Records contained in a dataset
--- begin ---

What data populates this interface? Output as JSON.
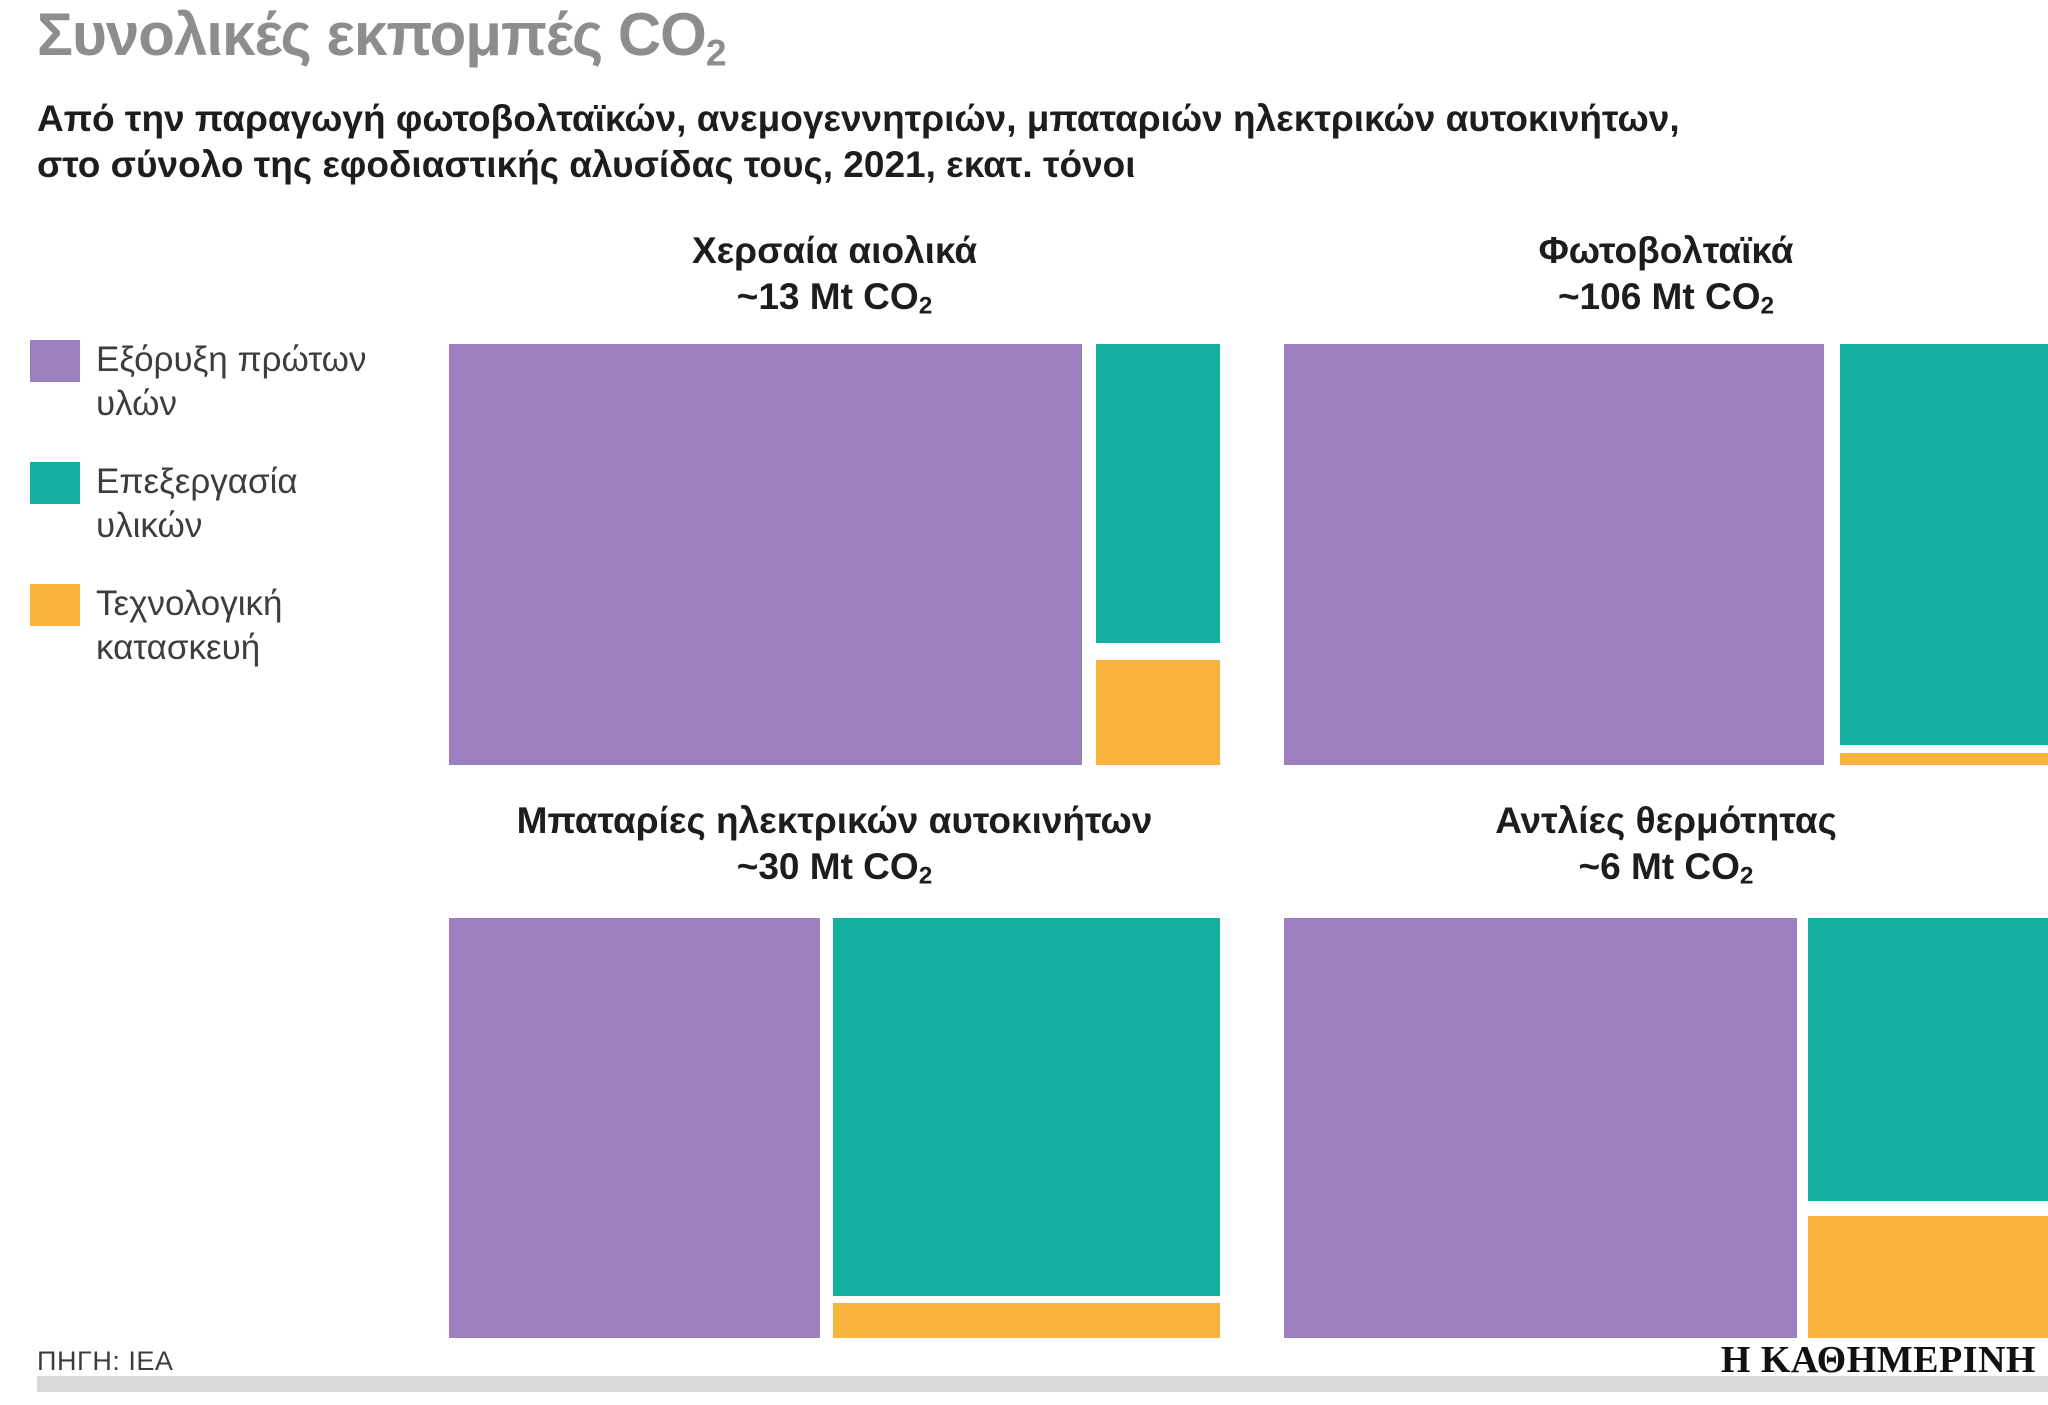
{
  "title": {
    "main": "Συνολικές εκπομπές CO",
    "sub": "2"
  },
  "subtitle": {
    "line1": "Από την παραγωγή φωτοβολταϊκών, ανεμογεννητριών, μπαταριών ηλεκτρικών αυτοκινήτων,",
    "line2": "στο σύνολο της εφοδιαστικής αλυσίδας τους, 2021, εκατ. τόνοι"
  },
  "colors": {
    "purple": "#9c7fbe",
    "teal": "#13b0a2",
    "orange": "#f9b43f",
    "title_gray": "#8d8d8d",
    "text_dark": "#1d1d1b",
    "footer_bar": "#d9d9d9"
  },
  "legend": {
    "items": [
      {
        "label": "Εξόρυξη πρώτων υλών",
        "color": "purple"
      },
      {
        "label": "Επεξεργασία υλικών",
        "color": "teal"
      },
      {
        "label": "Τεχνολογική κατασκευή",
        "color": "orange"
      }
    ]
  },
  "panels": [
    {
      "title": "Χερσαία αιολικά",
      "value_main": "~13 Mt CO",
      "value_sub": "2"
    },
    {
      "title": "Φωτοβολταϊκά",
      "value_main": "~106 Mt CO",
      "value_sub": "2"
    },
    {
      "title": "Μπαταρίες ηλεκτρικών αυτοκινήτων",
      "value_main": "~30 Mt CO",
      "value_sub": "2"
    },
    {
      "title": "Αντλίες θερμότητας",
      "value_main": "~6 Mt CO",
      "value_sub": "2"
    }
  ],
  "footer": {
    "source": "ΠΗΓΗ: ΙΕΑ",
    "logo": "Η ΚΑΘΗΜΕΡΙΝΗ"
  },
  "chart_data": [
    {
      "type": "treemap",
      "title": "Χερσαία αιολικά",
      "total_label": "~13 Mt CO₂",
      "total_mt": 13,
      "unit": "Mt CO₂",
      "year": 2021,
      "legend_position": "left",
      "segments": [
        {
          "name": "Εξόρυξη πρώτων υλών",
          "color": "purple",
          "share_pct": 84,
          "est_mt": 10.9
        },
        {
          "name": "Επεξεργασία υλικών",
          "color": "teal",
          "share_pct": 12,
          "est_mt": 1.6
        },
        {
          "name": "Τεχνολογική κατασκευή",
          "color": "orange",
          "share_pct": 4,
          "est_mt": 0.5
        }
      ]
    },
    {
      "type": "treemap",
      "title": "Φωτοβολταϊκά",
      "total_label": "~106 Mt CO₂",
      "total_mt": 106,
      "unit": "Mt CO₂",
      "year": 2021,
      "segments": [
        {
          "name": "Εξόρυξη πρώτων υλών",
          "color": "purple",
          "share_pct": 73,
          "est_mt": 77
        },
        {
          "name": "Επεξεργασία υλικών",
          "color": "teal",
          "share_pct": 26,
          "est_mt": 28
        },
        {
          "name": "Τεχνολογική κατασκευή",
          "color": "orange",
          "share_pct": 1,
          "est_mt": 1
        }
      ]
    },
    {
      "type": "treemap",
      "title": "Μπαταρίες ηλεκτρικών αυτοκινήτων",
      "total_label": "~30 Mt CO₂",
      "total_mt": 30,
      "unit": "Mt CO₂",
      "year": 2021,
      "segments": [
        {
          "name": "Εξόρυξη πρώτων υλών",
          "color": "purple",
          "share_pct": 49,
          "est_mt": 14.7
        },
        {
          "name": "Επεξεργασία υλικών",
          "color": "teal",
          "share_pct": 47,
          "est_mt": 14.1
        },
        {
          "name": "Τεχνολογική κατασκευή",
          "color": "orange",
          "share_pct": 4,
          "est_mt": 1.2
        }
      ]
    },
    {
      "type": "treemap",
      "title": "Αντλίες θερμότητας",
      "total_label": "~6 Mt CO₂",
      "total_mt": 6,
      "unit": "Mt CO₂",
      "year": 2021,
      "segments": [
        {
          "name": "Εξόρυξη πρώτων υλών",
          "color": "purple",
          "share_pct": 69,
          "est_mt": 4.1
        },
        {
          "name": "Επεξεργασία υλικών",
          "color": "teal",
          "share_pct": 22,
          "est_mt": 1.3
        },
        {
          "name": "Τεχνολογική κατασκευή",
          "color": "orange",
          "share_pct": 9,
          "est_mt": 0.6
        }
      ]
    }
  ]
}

--- end ---
--- begin ---

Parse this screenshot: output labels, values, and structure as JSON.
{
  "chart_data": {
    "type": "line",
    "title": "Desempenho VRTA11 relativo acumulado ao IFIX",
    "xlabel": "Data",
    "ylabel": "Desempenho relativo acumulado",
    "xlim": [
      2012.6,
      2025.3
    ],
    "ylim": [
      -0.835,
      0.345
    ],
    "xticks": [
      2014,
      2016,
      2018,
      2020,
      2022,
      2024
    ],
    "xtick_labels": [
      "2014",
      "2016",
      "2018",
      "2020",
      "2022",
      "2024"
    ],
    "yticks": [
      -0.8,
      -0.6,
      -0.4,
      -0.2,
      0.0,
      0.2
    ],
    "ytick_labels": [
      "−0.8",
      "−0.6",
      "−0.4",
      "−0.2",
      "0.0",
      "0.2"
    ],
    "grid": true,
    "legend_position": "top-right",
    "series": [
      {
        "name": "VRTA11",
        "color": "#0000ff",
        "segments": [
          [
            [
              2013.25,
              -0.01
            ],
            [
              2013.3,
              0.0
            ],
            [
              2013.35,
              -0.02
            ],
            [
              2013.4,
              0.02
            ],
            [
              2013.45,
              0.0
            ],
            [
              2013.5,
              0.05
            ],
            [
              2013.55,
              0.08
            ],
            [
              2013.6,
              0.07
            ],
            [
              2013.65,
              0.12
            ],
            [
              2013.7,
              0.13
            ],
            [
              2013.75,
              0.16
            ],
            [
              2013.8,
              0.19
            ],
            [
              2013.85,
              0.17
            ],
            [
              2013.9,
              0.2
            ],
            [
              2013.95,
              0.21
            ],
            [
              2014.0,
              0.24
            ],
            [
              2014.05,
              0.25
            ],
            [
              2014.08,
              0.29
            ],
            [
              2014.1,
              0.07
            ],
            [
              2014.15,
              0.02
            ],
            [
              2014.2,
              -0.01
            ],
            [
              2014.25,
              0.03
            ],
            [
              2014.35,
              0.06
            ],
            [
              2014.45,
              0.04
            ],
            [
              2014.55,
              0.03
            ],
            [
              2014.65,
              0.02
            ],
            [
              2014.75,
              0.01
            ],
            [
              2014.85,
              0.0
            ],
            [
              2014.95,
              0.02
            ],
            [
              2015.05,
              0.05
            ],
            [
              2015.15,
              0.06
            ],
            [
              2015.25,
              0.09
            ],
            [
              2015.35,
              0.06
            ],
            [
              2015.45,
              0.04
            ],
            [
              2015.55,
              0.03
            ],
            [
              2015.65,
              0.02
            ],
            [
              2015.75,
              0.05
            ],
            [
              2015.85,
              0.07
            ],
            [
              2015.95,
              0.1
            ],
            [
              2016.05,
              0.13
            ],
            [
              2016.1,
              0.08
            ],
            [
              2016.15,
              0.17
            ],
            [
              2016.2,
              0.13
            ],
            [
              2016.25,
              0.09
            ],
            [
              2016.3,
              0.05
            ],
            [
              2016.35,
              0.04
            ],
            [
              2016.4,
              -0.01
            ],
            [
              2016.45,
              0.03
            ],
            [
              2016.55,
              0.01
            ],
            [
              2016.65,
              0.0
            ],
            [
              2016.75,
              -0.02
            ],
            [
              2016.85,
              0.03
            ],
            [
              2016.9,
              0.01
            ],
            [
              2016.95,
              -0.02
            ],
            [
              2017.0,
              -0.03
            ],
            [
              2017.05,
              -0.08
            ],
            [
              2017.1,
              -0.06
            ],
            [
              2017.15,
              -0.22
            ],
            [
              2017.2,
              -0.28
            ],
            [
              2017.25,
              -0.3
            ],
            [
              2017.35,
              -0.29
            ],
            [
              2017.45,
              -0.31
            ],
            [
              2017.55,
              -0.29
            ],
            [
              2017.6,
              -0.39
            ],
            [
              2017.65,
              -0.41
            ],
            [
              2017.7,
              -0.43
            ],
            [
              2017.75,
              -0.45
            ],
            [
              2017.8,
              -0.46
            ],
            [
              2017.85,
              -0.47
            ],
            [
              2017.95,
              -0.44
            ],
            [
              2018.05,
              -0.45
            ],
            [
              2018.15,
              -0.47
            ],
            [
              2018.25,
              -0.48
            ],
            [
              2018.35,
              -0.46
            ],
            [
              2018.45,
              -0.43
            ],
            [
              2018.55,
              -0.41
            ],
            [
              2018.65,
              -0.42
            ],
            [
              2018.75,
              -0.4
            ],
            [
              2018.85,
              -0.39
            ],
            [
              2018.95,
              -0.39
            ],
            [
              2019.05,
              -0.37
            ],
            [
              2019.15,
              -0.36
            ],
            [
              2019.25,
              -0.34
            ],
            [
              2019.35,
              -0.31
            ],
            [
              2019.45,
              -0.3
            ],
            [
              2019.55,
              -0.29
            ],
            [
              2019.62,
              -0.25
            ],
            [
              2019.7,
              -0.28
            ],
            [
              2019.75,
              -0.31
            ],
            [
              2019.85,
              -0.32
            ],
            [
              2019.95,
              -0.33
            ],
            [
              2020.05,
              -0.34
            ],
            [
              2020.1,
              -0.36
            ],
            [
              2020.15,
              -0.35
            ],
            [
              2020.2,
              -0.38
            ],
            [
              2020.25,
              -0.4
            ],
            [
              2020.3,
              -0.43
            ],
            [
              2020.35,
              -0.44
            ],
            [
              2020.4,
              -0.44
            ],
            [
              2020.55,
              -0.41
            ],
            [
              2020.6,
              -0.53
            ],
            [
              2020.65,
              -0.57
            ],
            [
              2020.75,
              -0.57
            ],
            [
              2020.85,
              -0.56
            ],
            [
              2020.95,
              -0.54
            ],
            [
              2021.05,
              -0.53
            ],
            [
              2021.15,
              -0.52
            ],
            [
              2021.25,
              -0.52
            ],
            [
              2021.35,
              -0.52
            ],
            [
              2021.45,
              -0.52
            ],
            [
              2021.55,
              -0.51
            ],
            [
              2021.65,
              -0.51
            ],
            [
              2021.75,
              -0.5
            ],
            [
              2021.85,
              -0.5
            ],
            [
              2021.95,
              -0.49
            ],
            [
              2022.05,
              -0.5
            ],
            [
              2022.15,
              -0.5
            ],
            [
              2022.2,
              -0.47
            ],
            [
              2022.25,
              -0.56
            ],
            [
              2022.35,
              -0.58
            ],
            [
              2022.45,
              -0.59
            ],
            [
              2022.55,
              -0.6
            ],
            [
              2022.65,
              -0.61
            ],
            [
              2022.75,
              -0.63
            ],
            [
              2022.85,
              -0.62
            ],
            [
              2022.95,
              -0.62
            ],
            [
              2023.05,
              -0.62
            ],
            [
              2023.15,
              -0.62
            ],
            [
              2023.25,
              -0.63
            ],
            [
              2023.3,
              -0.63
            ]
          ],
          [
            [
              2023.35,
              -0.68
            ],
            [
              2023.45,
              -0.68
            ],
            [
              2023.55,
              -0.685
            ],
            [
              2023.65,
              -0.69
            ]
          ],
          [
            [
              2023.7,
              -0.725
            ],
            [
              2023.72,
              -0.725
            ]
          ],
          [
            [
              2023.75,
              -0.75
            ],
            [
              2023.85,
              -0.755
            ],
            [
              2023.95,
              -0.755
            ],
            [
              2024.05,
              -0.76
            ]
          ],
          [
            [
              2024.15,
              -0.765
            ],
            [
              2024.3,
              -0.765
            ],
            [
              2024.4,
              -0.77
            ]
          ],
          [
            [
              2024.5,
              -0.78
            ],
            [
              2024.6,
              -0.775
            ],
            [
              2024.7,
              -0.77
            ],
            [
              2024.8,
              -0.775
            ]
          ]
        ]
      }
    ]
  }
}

--- end ---

> **Task**:
Consider the entries above and return each line with the string "relativo".

> **Answer for the task**:
    "title": "Desempenho VRTA11 relativo acumulado ao IFIX",
    "ylabel": "Desempenho relativo acumulado",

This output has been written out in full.